[DIRECTIONS] The records below are to be repeated in full, exactly as they are.

[DATA FOR THIS TASK]
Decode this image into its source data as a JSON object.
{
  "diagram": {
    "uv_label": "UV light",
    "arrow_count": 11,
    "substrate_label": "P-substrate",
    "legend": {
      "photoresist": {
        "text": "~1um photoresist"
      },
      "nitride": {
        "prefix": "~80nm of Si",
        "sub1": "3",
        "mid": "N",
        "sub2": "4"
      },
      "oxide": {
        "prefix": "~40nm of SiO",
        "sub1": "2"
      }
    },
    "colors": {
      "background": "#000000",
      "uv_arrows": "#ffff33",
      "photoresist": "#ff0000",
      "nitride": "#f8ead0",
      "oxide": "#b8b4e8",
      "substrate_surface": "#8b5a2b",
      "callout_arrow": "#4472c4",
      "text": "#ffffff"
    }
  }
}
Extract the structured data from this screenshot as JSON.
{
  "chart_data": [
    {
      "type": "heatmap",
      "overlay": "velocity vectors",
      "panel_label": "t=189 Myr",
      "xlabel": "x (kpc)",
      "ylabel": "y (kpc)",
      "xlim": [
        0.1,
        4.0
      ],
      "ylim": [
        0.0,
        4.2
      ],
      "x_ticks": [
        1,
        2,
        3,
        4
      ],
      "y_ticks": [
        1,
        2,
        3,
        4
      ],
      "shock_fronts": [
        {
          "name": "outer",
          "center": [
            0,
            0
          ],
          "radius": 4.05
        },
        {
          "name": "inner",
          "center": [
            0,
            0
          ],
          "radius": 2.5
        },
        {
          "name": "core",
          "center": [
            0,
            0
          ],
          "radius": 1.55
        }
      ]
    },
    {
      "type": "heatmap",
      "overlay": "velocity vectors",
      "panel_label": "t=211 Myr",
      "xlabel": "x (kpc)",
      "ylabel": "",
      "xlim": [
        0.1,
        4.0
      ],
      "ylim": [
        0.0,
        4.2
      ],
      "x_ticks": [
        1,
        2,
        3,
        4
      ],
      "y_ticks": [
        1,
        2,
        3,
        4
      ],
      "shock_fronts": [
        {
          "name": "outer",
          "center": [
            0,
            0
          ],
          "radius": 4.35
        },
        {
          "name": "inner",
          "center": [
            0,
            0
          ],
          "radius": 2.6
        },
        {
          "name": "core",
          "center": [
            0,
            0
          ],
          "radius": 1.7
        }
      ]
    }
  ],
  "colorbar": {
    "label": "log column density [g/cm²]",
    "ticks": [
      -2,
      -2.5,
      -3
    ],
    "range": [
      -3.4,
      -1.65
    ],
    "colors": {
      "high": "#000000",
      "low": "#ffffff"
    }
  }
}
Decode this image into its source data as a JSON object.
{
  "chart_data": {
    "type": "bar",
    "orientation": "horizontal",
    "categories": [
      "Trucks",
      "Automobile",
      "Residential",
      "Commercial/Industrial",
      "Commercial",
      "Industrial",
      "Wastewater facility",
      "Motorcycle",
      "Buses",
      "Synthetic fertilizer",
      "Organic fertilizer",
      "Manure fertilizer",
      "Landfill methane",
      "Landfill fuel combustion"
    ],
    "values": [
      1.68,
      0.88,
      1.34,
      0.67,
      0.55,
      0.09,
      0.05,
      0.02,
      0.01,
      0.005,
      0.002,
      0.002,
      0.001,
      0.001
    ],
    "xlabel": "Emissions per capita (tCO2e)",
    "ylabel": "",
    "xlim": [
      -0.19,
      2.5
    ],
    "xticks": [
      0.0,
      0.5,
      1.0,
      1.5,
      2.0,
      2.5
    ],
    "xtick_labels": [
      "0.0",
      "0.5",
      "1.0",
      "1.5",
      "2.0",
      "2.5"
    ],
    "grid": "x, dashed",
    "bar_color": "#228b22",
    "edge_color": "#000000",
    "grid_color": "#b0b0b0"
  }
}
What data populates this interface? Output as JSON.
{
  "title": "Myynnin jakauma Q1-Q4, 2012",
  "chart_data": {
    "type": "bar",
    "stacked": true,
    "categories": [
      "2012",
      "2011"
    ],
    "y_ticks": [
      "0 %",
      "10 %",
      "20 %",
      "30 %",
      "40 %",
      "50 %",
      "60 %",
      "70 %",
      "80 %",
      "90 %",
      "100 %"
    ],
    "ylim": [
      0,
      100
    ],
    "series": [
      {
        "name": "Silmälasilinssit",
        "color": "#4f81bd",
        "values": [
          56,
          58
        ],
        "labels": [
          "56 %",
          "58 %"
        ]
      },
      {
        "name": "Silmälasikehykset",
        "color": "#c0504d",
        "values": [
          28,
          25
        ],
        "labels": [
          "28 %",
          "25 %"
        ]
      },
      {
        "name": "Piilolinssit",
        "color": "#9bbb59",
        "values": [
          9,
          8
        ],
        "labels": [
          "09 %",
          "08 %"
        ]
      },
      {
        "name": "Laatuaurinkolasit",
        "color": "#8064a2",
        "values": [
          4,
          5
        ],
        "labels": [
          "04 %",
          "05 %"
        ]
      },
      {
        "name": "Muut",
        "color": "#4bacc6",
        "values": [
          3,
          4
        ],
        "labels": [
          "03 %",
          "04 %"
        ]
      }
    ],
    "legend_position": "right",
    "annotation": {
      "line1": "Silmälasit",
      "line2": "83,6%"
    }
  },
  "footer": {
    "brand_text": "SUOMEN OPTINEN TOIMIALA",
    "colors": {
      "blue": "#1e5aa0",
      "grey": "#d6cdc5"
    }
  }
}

[TASK RESPONSE]
Decode this image into its source data as a JSON object.
{
  "diagram": {
    "uv_label": "UV light",
    "arrow_count": 11,
    "substrate_label": "P-substrate",
    "legend": {
      "photoresist": {
        "text": "~1um photoresist"
      },
      "nitride": {
        "prefix": "~80nm of Si",
        "sub1": "3",
        "mid": "N",
        "sub2": "4"
      },
      "oxide": {
        "prefix": "~40nm of SiO",
        "sub1": "2"
      }
    },
    "colors": {
      "background": "#000000",
      "uv_arrows": "#ffff33",
      "photoresist": "#ff0000",
      "nitride": "#f8ead0",
      "oxide": "#b8b4e8",
      "substrate_surface": "#8b5a2b",
      "callout_arrow": "#4472c4",
      "text": "#ffffff"
    }
  }
}
Extract the structured data from this screenshot as JSON.
{
  "chart_data": [
    {
      "type": "heatmap",
      "overlay": "velocity vectors",
      "panel_label": "t=189 Myr",
      "xlabel": "x (kpc)",
      "ylabel": "y (kpc)",
      "xlim": [
        0.1,
        4.0
      ],
      "ylim": [
        0.0,
        4.2
      ],
      "x_ticks": [
        1,
        2,
        3,
        4
      ],
      "y_ticks": [
        1,
        2,
        3,
        4
      ],
      "shock_fronts": [
        {
          "name": "outer",
          "center": [
            0,
            0
          ],
          "radius": 4.05
        },
        {
          "name": "inner",
          "center": [
            0,
            0
          ],
          "radius": 2.5
        },
        {
          "name": "core",
          "center": [
            0,
            0
          ],
          "radius": 1.55
        }
      ]
    },
    {
      "type": "heatmap",
      "overlay": "velocity vectors",
      "panel_label": "t=211 Myr",
      "xlabel": "x (kpc)",
      "ylabel": "",
      "xlim": [
        0.1,
        4.0
      ],
      "ylim": [
        0.0,
        4.2
      ],
      "x_ticks": [
        1,
        2,
        3,
        4
      ],
      "y_ticks": [
        1,
        2,
        3,
        4
      ],
      "shock_fronts": [
        {
          "name": "outer",
          "center": [
            0,
            0
          ],
          "radius": 4.35
        },
        {
          "name": "inner",
          "center": [
            0,
            0
          ],
          "radius": 2.6
        },
        {
          "name": "core",
          "center": [
            0,
            0
          ],
          "radius": 1.7
        }
      ]
    }
  ],
  "colorbar": {
    "label": "log column density [g/cm²]",
    "ticks": [
      -2,
      -2.5,
      -3
    ],
    "range": [
      -3.4,
      -1.65
    ],
    "colors": {
      "high": "#000000",
      "low": "#ffffff"
    }
  }
}
Decode this image into its source data as a JSON object.
{
  "chart_data": {
    "type": "bar",
    "orientation": "horizontal",
    "categories": [
      "Trucks",
      "Automobile",
      "Residential",
      "Commercial/Industrial",
      "Commercial",
      "Industrial",
      "Wastewater facility",
      "Motorcycle",
      "Buses",
      "Synthetic fertilizer",
      "Organic fertilizer",
      "Manure fertilizer",
      "Landfill methane",
      "Landfill fuel combustion"
    ],
    "values": [
      1.68,
      0.88,
      1.34,
      0.67,
      0.55,
      0.09,
      0.05,
      0.02,
      0.01,
      0.005,
      0.002,
      0.002,
      0.001,
      0.001
    ],
    "xlabel": "Emissions per capita (tCO2e)",
    "ylabel": "",
    "xlim": [
      -0.19,
      2.5
    ],
    "xticks": [
      0.0,
      0.5,
      1.0,
      1.5,
      2.0,
      2.5
    ],
    "xtick_labels": [
      "0.0",
      "0.5",
      "1.0",
      "1.5",
      "2.0",
      "2.5"
    ],
    "grid": "x, dashed",
    "bar_color": "#228b22",
    "edge_color": "#000000",
    "grid_color": "#b0b0b0"
  }
}
What data populates this interface? Output as JSON.
{
  "title": "Myynnin jakauma Q1-Q4, 2012",
  "chart_data": {
    "type": "bar",
    "stacked": true,
    "categories": [
      "2012",
      "2011"
    ],
    "y_ticks": [
      "0 %",
      "10 %",
      "20 %",
      "30 %",
      "40 %",
      "50 %",
      "60 %",
      "70 %",
      "80 %",
      "90 %",
      "100 %"
    ],
    "ylim": [
      0,
      100
    ],
    "series": [
      {
        "name": "Silmälasilinssit",
        "color": "#4f81bd",
        "values": [
          56,
          58
        ],
        "labels": [
          "56 %",
          "58 %"
        ]
      },
      {
        "name": "Silmälasikehykset",
        "color": "#c0504d",
        "values": [
          28,
          25
        ],
        "labels": [
          "28 %",
          "25 %"
        ]
      },
      {
        "name": "Piilolinssit",
        "color": "#9bbb59",
        "values": [
          9,
          8
        ],
        "labels": [
          "09 %",
          "08 %"
        ]
      },
      {
        "name": "Laatuaurinkolasit",
        "color": "#8064a2",
        "values": [
          4,
          5
        ],
        "labels": [
          "04 %",
          "05 %"
        ]
      },
      {
        "name": "Muut",
        "color": "#4bacc6",
        "values": [
          3,
          4
        ],
        "labels": [
          "03 %",
          "04 %"
        ]
      }
    ],
    "legend_position": "right",
    "annotation": {
      "line1": "Silmälasit",
      "line2": "83,6%"
    }
  },
  "footer": {
    "brand_text": "SUOMEN OPTINEN TOIMIALA",
    "colors": {
      "blue": "#1e5aa0",
      "grey": "#d6cdc5"
    }
  }
}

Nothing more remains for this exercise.